## Begin Extracted data

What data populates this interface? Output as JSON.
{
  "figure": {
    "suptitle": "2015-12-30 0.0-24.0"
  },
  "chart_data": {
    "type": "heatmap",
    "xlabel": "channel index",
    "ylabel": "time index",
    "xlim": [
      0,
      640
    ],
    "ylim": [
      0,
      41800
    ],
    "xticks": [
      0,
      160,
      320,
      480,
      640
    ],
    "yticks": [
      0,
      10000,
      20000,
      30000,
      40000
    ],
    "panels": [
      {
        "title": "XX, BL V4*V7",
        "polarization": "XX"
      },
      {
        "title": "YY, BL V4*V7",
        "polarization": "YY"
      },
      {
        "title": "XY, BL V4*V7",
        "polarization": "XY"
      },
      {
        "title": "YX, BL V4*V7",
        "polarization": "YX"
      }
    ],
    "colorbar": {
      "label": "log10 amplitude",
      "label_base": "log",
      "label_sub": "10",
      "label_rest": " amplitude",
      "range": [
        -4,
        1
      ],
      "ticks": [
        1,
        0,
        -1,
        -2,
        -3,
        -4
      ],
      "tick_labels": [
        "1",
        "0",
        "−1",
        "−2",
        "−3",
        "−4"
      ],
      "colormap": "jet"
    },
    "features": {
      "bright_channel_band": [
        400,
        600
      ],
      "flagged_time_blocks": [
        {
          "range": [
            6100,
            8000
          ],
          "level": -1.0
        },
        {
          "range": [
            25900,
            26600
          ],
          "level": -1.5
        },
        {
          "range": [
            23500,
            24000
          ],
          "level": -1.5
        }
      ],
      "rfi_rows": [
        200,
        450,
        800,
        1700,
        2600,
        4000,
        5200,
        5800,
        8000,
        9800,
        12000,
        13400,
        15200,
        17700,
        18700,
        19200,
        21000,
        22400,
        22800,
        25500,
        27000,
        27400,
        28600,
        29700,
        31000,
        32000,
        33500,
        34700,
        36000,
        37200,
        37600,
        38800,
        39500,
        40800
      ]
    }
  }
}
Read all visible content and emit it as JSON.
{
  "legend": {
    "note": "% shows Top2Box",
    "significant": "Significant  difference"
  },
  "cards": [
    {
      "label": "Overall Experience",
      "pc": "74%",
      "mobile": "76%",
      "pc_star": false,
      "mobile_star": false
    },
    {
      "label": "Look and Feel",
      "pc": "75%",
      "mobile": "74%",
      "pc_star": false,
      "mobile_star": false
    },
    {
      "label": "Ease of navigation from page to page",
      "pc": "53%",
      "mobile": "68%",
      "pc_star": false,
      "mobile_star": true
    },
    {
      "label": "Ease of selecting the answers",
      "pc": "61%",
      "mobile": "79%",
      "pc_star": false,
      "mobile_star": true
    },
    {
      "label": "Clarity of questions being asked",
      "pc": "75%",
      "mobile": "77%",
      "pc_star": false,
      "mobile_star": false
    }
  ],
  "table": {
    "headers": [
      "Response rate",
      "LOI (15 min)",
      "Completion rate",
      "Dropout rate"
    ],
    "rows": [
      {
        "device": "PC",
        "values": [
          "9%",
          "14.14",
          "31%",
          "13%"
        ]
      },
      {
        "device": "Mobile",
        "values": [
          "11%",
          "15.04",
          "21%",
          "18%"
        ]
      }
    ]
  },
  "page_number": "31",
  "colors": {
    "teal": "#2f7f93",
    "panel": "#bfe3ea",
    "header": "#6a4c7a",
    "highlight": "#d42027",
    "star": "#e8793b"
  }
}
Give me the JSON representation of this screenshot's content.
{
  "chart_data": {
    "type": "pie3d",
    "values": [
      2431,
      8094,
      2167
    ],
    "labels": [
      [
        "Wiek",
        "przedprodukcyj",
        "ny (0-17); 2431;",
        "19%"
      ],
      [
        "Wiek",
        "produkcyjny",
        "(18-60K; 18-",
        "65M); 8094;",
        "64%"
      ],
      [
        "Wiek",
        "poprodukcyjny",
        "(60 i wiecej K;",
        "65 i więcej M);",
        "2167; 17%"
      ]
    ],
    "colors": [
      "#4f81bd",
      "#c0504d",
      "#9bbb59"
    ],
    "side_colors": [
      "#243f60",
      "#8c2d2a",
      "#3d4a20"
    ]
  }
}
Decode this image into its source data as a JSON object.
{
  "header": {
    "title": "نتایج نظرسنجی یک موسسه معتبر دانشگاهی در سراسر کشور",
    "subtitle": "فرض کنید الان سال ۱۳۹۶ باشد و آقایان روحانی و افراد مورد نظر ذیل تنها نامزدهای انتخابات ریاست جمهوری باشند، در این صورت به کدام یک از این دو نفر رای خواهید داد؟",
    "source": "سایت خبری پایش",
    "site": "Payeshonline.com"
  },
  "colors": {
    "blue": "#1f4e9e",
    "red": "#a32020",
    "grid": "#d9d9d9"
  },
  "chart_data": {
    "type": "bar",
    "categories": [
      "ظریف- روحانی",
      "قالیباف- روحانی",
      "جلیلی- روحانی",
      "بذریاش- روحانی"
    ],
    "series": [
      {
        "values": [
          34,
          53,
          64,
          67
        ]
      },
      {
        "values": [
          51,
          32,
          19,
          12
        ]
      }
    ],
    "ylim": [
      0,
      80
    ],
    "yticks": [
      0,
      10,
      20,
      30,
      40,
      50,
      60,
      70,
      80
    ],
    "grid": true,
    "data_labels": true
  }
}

## End Extracted data

- Exercise directions: Using the records above, select and copy every line that has the word "index".

- Response for this exercise:
    "xlabel": "channel index",
    "ylabel": "time index",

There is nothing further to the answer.